Exercise objective: Return every entry exactly.

[start of Records supplied]

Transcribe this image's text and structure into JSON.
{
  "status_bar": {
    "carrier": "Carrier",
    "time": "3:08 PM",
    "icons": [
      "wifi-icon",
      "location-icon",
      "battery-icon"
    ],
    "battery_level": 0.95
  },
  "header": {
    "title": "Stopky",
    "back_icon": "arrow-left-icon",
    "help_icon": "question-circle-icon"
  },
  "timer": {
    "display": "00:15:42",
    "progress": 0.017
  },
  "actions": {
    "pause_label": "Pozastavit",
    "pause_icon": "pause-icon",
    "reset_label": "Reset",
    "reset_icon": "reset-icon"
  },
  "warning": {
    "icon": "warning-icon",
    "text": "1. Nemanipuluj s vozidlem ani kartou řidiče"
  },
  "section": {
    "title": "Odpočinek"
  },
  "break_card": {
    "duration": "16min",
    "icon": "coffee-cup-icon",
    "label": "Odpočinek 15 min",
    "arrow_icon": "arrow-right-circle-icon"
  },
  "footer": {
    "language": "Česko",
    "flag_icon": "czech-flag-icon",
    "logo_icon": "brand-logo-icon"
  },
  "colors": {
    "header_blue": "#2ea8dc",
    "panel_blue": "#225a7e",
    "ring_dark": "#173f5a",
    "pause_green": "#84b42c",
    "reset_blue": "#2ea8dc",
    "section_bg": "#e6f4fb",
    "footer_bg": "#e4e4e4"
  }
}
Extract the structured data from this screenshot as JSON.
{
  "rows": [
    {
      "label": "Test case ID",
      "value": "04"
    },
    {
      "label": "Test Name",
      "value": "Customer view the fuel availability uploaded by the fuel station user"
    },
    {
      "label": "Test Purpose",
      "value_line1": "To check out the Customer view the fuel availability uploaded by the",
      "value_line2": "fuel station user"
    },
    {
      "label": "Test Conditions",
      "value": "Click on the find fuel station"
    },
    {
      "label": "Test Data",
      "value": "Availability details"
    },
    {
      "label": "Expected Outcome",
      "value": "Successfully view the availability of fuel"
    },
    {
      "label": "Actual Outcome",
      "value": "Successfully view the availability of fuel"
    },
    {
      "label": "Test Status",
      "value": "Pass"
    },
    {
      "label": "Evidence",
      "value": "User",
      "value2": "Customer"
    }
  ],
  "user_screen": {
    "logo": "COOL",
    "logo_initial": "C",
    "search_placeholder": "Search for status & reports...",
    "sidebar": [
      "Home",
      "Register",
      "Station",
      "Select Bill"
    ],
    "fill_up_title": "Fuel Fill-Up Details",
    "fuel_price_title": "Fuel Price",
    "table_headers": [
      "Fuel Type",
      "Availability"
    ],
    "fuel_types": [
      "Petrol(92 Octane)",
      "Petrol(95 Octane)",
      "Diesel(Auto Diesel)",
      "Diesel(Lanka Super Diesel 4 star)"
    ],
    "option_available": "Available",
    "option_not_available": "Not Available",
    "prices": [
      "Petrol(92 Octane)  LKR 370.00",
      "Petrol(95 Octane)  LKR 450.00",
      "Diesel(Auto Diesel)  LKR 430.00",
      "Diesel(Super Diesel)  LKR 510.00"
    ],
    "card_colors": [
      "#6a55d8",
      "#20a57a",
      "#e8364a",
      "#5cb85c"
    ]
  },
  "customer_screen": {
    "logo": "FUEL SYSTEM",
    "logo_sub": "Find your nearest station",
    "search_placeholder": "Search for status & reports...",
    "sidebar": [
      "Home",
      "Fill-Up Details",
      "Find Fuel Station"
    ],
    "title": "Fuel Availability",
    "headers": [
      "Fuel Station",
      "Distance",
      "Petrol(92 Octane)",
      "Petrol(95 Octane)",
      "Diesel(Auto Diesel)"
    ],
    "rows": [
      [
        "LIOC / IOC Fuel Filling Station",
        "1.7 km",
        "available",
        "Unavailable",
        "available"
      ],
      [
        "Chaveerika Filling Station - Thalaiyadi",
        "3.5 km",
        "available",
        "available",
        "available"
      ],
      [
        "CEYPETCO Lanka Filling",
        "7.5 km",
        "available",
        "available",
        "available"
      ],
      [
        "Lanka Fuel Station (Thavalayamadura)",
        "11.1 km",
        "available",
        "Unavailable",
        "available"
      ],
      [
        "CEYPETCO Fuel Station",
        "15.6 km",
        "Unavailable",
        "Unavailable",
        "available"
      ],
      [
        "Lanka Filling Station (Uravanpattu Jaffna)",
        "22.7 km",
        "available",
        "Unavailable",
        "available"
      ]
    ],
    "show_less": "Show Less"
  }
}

[end of Records supplied]

Solved problem:
Transcribe this image's text and structure into JSON.
{
  "status_bar": {
    "carrier": "Carrier",
    "time": "3:08 PM",
    "icons": [
      "wifi-icon",
      "location-icon",
      "battery-icon"
    ],
    "battery_level": 0.95
  },
  "header": {
    "title": "Stopky",
    "back_icon": "arrow-left-icon",
    "help_icon": "question-circle-icon"
  },
  "timer": {
    "display": "00:15:42",
    "progress": 0.017
  },
  "actions": {
    "pause_label": "Pozastavit",
    "pause_icon": "pause-icon",
    "reset_label": "Reset",
    "reset_icon": "reset-icon"
  },
  "warning": {
    "icon": "warning-icon",
    "text": "1. Nemanipuluj s vozidlem ani kartou řidiče"
  },
  "section": {
    "title": "Odpočinek"
  },
  "break_card": {
    "duration": "16min",
    "icon": "coffee-cup-icon",
    "label": "Odpočinek 15 min",
    "arrow_icon": "arrow-right-circle-icon"
  },
  "footer": {
    "language": "Česko",
    "flag_icon": "czech-flag-icon",
    "logo_icon": "brand-logo-icon"
  },
  "colors": {
    "header_blue": "#2ea8dc",
    "panel_blue": "#225a7e",
    "ring_dark": "#173f5a",
    "pause_green": "#84b42c",
    "reset_blue": "#2ea8dc",
    "section_bg": "#e6f4fb",
    "footer_bg": "#e4e4e4"
  }
}
Extract the structured data from this screenshot as JSON.
{
  "rows": [
    {
      "label": "Test case ID",
      "value": "04"
    },
    {
      "label": "Test Name",
      "value": "Customer view the fuel availability uploaded by the fuel station user"
    },
    {
      "label": "Test Purpose",
      "value_line1": "To check out the Customer view the fuel availability uploaded by the",
      "value_line2": "fuel station user"
    },
    {
      "label": "Test Conditions",
      "value": "Click on the find fuel station"
    },
    {
      "label": "Test Data",
      "value": "Availability details"
    },
    {
      "label": "Expected Outcome",
      "value": "Successfully view the availability of fuel"
    },
    {
      "label": "Actual Outcome",
      "value": "Successfully view the availability of fuel"
    },
    {
      "label": "Test Status",
      "value": "Pass"
    },
    {
      "label": "Evidence",
      "value": "User",
      "value2": "Customer"
    }
  ],
  "user_screen": {
    "logo": "COOL",
    "logo_initial": "C",
    "search_placeholder": "Search for status & reports...",
    "sidebar": [
      "Home",
      "Register",
      "Station",
      "Select Bill"
    ],
    "fill_up_title": "Fuel Fill-Up Details",
    "fuel_price_title": "Fuel Price",
    "table_headers": [
      "Fuel Type",
      "Availability"
    ],
    "fuel_types": [
      "Petrol(92 Octane)",
      "Petrol(95 Octane)",
      "Diesel(Auto Diesel)",
      "Diesel(Lanka Super Diesel 4 star)"
    ],
    "option_available": "Available",
    "option_not_available": "Not Available",
    "prices": [
      "Petrol(92 Octane)  LKR 370.00",
      "Petrol(95 Octane)  LKR 450.00",
      "Diesel(Auto Diesel)  LKR 430.00",
      "Diesel(Super Diesel)  LKR 510.00"
    ],
    "card_colors": [
      "#6a55d8",
      "#20a57a",
      "#e8364a",
      "#5cb85c"
    ]
  },
  "customer_screen": {
    "logo": "FUEL SYSTEM",
    "logo_sub": "Find your nearest station",
    "search_placeholder": "Search for status & reports...",
    "sidebar": [
      "Home",
      "Fill-Up Details",
      "Find Fuel Station"
    ],
    "title": "Fuel Availability",
    "headers": [
      "Fuel Station",
      "Distance",
      "Petrol(92 Octane)",
      "Petrol(95 Octane)",
      "Diesel(Auto Diesel)"
    ],
    "rows": [
      [
        "LIOC / IOC Fuel Filling Station",
        "1.7 km",
        "available",
        "Unavailable",
        "available"
      ],
      [
        "Chaveerika Filling Station - Thalaiyadi",
        "3.5 km",
        "available",
        "available",
        "available"
      ],
      [
        "CEYPETCO Lanka Filling",
        "7.5 km",
        "available",
        "available",
        "available"
      ],
      [
        "Lanka Fuel Station (Thavalayamadura)",
        "11.1 km",
        "available",
        "Unavailable",
        "available"
      ],
      [
        "CEYPETCO Fuel Station",
        "15.6 km",
        "Unavailable",
        "Unavailable",
        "available"
      ],
      [
        "Lanka Filling Station (Uravanpattu Jaffna)",
        "22.7 km",
        "available",
        "Unavailable",
        "available"
      ]
    ],
    "show_less": "Show Less"
  }
}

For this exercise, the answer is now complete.